- [EXERCISE DESCRIPTION] Copy every line of the data that contains the string "CLMU".

· · · · · · ·

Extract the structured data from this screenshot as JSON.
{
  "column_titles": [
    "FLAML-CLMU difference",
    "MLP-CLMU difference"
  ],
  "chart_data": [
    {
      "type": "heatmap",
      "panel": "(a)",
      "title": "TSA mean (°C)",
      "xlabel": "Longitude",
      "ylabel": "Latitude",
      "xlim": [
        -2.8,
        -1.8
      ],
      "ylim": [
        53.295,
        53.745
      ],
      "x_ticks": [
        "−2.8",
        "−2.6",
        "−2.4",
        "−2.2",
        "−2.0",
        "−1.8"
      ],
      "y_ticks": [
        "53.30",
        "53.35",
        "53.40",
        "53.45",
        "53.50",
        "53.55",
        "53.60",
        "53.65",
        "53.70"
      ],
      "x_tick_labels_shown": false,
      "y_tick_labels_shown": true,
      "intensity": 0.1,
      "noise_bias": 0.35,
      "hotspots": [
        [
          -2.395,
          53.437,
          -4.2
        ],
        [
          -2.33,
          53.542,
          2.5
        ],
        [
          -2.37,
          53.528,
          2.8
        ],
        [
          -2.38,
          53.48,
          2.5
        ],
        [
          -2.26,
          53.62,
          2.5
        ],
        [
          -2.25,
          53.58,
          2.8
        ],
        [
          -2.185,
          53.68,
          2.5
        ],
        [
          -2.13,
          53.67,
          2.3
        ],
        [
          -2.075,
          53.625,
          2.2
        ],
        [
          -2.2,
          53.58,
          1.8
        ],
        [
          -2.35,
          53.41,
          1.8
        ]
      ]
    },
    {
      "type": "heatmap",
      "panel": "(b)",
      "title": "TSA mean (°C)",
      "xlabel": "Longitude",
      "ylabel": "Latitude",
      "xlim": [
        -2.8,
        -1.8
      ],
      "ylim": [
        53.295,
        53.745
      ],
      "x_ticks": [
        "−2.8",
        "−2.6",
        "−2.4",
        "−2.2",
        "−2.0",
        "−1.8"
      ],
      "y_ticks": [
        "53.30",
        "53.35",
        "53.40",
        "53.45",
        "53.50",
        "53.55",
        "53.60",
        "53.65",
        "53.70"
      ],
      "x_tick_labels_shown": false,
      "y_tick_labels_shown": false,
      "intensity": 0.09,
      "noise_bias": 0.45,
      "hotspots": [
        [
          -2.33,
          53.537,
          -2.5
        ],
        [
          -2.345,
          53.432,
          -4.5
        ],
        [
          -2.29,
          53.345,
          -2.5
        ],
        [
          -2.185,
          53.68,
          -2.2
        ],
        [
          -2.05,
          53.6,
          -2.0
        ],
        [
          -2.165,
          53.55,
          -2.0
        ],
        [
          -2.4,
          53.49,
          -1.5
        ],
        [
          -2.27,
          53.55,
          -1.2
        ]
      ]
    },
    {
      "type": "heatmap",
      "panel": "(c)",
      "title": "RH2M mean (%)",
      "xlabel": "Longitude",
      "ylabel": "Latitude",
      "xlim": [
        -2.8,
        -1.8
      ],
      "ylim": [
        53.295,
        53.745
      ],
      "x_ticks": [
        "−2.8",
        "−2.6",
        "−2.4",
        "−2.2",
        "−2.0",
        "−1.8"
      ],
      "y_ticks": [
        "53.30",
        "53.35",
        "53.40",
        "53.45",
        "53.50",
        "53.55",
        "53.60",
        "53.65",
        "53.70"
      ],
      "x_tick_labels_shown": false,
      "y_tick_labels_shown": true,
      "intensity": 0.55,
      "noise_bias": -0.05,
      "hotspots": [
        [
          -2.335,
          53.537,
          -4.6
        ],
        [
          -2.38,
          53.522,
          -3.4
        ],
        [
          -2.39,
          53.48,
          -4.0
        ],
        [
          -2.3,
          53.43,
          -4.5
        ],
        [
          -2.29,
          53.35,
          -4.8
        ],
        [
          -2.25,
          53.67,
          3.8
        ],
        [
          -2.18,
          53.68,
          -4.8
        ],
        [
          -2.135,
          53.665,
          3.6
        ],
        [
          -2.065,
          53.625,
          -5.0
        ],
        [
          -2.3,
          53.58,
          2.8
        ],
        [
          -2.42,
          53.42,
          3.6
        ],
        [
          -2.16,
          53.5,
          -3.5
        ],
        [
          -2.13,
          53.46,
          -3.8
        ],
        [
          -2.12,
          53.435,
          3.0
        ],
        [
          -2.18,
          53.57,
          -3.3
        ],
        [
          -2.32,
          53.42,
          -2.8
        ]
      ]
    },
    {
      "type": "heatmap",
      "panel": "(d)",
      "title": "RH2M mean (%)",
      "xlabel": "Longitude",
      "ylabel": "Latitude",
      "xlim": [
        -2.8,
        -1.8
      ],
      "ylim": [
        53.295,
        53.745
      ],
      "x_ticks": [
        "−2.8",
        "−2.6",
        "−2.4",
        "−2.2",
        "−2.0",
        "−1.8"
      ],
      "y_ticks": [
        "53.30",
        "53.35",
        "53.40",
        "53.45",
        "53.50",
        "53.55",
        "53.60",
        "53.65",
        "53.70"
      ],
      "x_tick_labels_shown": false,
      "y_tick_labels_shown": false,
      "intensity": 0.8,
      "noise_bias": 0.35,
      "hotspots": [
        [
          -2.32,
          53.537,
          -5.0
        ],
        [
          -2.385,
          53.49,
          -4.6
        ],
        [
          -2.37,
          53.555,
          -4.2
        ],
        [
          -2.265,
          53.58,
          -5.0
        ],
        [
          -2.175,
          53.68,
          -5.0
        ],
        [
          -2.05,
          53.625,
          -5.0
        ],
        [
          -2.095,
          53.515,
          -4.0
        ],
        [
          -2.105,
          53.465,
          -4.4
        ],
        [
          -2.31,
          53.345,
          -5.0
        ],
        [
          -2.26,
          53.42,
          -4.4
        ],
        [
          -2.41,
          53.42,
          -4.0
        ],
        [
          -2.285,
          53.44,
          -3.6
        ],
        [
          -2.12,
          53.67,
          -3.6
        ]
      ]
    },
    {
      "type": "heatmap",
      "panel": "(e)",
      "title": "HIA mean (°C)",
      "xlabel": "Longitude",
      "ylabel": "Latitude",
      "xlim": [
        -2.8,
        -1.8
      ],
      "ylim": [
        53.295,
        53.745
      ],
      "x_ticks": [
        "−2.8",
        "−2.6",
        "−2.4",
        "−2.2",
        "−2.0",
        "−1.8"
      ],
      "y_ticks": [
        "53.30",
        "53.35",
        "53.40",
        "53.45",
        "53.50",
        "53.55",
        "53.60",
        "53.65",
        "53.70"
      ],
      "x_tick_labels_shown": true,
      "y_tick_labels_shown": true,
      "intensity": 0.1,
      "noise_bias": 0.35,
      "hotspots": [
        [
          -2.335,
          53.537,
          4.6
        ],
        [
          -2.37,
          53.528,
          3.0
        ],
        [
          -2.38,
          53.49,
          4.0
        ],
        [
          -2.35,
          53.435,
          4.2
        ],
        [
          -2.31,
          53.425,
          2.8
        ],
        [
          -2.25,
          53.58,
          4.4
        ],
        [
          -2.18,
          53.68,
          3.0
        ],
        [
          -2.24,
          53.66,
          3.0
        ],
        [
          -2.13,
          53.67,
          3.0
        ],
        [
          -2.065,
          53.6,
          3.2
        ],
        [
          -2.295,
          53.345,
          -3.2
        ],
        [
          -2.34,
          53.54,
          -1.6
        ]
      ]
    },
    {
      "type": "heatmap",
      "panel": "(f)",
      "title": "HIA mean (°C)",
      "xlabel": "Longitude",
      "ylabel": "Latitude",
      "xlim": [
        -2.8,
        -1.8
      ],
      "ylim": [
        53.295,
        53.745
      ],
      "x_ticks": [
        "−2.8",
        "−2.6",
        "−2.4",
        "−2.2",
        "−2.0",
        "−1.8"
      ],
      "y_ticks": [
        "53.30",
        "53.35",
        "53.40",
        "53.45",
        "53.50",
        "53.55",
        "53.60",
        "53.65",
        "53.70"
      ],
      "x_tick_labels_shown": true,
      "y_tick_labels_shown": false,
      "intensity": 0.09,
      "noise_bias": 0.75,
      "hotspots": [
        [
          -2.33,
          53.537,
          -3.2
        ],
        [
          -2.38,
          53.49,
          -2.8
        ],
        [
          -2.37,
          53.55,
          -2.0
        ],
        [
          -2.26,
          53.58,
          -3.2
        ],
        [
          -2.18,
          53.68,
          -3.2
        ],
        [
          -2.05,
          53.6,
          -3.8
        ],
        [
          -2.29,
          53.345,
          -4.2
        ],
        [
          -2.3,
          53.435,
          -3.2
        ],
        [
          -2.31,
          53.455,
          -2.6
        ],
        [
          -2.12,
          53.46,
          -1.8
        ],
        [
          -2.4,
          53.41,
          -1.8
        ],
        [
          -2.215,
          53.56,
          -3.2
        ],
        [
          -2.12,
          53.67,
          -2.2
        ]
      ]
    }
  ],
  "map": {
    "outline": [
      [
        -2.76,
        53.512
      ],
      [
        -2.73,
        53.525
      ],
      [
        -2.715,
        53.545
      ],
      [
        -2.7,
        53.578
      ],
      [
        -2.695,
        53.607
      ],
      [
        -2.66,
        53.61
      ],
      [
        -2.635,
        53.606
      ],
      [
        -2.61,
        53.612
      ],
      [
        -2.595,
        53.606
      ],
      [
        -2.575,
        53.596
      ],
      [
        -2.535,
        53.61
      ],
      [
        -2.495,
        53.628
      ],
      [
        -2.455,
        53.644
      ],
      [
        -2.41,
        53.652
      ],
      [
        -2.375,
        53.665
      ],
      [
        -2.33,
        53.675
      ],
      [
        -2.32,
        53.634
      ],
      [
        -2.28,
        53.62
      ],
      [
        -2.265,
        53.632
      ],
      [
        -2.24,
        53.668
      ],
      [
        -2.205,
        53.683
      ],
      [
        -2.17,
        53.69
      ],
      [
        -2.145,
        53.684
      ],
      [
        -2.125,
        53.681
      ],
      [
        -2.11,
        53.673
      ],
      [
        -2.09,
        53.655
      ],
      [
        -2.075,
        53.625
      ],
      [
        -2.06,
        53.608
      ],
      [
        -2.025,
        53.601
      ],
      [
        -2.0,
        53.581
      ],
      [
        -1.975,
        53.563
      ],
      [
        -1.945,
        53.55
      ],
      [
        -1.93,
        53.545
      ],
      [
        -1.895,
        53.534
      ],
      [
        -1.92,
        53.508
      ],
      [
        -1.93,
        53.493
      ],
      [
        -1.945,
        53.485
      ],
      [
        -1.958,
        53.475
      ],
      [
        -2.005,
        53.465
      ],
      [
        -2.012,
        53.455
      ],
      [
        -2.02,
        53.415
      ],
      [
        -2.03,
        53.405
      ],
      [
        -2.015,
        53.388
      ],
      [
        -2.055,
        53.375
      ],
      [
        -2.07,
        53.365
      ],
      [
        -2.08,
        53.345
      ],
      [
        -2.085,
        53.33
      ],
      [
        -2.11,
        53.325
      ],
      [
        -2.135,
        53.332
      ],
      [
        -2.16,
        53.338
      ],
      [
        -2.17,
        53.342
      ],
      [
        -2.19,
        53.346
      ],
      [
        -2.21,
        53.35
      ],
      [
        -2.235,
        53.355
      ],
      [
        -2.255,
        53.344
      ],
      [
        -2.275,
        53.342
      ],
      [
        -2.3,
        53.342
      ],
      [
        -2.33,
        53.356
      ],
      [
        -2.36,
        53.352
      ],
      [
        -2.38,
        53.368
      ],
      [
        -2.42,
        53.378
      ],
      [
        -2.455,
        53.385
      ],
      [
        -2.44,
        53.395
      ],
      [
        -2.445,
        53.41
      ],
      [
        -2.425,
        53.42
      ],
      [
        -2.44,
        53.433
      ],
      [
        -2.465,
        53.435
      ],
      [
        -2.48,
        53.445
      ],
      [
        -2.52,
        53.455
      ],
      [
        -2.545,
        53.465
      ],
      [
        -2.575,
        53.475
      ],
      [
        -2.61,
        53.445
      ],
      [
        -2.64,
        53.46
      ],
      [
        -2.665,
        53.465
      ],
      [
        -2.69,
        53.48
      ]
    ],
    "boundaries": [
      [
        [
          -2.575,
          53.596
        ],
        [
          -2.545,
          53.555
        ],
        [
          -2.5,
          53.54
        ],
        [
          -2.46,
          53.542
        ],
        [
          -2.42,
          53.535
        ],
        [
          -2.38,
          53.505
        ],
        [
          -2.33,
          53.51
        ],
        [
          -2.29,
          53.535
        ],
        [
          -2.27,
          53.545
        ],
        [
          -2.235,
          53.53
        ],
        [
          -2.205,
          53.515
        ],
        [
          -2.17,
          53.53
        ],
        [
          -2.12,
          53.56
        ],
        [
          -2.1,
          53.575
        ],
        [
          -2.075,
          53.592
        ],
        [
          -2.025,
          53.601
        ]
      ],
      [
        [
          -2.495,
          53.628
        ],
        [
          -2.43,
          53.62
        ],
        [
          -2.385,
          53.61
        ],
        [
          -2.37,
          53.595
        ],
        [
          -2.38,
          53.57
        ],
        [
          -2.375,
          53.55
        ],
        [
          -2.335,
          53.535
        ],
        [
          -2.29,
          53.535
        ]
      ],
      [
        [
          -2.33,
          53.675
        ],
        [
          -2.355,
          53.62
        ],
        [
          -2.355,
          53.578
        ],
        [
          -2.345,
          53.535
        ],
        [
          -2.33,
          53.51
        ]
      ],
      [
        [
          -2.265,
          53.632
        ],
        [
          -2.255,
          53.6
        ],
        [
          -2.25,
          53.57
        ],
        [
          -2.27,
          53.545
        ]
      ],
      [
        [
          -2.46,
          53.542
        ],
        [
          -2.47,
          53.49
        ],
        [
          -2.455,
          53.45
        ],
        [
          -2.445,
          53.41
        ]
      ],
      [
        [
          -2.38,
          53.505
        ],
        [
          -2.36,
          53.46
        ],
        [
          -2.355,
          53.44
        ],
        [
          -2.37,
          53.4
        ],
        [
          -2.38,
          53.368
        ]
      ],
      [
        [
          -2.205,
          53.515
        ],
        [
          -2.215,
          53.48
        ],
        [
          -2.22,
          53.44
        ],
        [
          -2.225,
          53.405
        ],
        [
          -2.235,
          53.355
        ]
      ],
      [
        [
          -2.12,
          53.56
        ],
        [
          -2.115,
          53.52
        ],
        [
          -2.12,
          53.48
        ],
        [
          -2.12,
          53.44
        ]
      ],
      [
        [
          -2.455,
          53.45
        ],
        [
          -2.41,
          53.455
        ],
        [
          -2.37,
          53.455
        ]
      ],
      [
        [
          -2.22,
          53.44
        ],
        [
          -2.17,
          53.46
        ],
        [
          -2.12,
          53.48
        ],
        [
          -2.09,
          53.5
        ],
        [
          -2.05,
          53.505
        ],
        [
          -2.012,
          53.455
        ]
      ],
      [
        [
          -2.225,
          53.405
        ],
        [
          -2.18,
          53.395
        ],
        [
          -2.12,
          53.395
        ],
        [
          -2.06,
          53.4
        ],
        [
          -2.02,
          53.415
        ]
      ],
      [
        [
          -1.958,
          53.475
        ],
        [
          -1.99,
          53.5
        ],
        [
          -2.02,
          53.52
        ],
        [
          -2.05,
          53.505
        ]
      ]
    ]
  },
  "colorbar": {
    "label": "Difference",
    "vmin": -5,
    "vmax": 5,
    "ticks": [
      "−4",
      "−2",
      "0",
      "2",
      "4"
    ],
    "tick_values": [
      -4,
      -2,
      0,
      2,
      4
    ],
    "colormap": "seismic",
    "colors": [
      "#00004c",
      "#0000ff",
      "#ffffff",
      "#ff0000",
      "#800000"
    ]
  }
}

· · · · · · ·

- [OUTPUT OF THE TASK]
    "FLAML-CLMU difference",
    "MLP-CLMU difference"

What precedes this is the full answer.